* **Your task**:
Reproduce the entries below in full, word for word.

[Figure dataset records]

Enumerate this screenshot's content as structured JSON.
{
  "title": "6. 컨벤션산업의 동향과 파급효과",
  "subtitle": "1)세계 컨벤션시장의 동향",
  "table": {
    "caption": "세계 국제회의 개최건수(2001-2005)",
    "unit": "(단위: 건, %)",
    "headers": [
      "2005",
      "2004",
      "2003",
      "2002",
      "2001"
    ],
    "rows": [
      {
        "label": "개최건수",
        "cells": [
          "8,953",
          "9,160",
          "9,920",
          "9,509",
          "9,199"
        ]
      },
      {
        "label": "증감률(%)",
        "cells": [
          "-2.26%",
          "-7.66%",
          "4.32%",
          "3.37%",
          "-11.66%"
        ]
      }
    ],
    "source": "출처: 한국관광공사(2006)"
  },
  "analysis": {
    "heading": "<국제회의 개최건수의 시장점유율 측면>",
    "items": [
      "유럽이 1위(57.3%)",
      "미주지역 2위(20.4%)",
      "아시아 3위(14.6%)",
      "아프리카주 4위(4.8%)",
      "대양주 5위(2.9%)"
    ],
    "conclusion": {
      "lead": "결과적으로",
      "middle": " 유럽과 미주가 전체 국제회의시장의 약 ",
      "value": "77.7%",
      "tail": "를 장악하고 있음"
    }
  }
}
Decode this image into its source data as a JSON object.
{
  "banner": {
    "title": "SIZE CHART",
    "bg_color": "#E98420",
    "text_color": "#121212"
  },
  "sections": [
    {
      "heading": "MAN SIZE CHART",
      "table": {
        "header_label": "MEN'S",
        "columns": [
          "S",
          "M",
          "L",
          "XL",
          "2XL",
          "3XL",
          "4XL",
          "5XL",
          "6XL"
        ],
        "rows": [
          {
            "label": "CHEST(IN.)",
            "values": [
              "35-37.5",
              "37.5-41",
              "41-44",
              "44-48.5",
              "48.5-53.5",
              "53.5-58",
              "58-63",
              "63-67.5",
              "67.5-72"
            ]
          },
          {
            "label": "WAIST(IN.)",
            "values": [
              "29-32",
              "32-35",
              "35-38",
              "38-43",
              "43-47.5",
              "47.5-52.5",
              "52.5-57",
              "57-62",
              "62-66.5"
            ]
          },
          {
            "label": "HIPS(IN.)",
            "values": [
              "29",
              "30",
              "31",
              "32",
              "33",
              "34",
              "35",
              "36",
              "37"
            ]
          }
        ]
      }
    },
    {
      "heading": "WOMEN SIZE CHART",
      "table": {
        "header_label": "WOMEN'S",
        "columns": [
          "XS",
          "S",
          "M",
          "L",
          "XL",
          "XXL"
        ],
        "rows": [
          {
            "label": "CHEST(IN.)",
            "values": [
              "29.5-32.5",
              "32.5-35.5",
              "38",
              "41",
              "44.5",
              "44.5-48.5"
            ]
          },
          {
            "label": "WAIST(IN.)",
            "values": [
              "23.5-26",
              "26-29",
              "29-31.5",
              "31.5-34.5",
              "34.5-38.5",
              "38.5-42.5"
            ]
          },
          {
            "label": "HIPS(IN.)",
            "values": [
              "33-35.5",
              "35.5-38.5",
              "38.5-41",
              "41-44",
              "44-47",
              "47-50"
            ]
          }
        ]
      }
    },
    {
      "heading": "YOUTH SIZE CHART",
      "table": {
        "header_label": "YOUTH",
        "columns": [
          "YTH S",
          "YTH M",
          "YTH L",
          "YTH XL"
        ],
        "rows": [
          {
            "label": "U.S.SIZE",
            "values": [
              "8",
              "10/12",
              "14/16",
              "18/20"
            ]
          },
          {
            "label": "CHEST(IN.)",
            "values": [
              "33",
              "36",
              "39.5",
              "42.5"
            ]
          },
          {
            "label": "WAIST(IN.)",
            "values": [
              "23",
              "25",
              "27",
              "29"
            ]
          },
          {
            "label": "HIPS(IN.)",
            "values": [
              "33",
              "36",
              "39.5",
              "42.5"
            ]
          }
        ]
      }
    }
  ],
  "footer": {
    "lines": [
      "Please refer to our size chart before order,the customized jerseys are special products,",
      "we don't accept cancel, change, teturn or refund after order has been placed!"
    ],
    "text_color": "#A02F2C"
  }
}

* **Solution for this exercise**:
Enumerate this screenshot's content as structured JSON.
{
  "title": "6. 컨벤션산업의 동향과 파급효과",
  "subtitle": "1)세계 컨벤션시장의 동향",
  "table": {
    "caption": "세계 국제회의 개최건수(2001-2005)",
    "unit": "(단위: 건, %)",
    "headers": [
      "2005",
      "2004",
      "2003",
      "2002",
      "2001"
    ],
    "rows": [
      {
        "label": "개최건수",
        "cells": [
          "8,953",
          "9,160",
          "9,920",
          "9,509",
          "9,199"
        ]
      },
      {
        "label": "증감률(%)",
        "cells": [
          "-2.26%",
          "-7.66%",
          "4.32%",
          "3.37%",
          "-11.66%"
        ]
      }
    ],
    "source": "출처: 한국관광공사(2006)"
  },
  "analysis": {
    "heading": "<국제회의 개최건수의 시장점유율 측면>",
    "items": [
      "유럽이 1위(57.3%)",
      "미주지역 2위(20.4%)",
      "아시아 3위(14.6%)",
      "아프리카주 4위(4.8%)",
      "대양주 5위(2.9%)"
    ],
    "conclusion": {
      "lead": "결과적으로",
      "middle": " 유럽과 미주가 전체 국제회의시장의 약 ",
      "value": "77.7%",
      "tail": "를 장악하고 있음"
    }
  }
}
Decode this image into its source data as a JSON object.
{
  "banner": {
    "title": "SIZE CHART",
    "bg_color": "#E98420",
    "text_color": "#121212"
  },
  "sections": [
    {
      "heading": "MAN SIZE CHART",
      "table": {
        "header_label": "MEN'S",
        "columns": [
          "S",
          "M",
          "L",
          "XL",
          "2XL",
          "3XL",
          "4XL",
          "5XL",
          "6XL"
        ],
        "rows": [
          {
            "label": "CHEST(IN.)",
            "values": [
              "35-37.5",
              "37.5-41",
              "41-44",
              "44-48.5",
              "48.5-53.5",
              "53.5-58",
              "58-63",
              "63-67.5",
              "67.5-72"
            ]
          },
          {
            "label": "WAIST(IN.)",
            "values": [
              "29-32",
              "32-35",
              "35-38",
              "38-43",
              "43-47.5",
              "47.5-52.5",
              "52.5-57",
              "57-62",
              "62-66.5"
            ]
          },
          {
            "label": "HIPS(IN.)",
            "values": [
              "29",
              "30",
              "31",
              "32",
              "33",
              "34",
              "35",
              "36",
              "37"
            ]
          }
        ]
      }
    },
    {
      "heading": "WOMEN SIZE CHART",
      "table": {
        "header_label": "WOMEN'S",
        "columns": [
          "XS",
          "S",
          "M",
          "L",
          "XL",
          "XXL"
        ],
        "rows": [
          {
            "label": "CHEST(IN.)",
            "values": [
              "29.5-32.5",
              "32.5-35.5",
              "38",
              "41",
              "44.5",
              "44.5-48.5"
            ]
          },
          {
            "label": "WAIST(IN.)",
            "values": [
              "23.5-26",
              "26-29",
              "29-31.5",
              "31.5-34.5",
              "34.5-38.5",
              "38.5-42.5"
            ]
          },
          {
            "label": "HIPS(IN.)",
            "values": [
              "33-35.5",
              "35.5-38.5",
              "38.5-41",
              "41-44",
              "44-47",
              "47-50"
            ]
          }
        ]
      }
    },
    {
      "heading": "YOUTH SIZE CHART",
      "table": {
        "header_label": "YOUTH",
        "columns": [
          "YTH S",
          "YTH M",
          "YTH L",
          "YTH XL"
        ],
        "rows": [
          {
            "label": "U.S.SIZE",
            "values": [
              "8",
              "10/12",
              "14/16",
              "18/20"
            ]
          },
          {
            "label": "CHEST(IN.)",
            "values": [
              "33",
              "36",
              "39.5",
              "42.5"
            ]
          },
          {
            "label": "WAIST(IN.)",
            "values": [
              "23",
              "25",
              "27",
              "29"
            ]
          },
          {
            "label": "HIPS(IN.)",
            "values": [
              "33",
              "36",
              "39.5",
              "42.5"
            ]
          }
        ]
      }
    }
  ],
  "footer": {
    "lines": [
      "Please refer to our size chart before order,the customized jerseys are special products,",
      "we don't accept cancel, change, teturn or refund after order has been placed!"
    ],
    "text_color": "#A02F2C"
  }
}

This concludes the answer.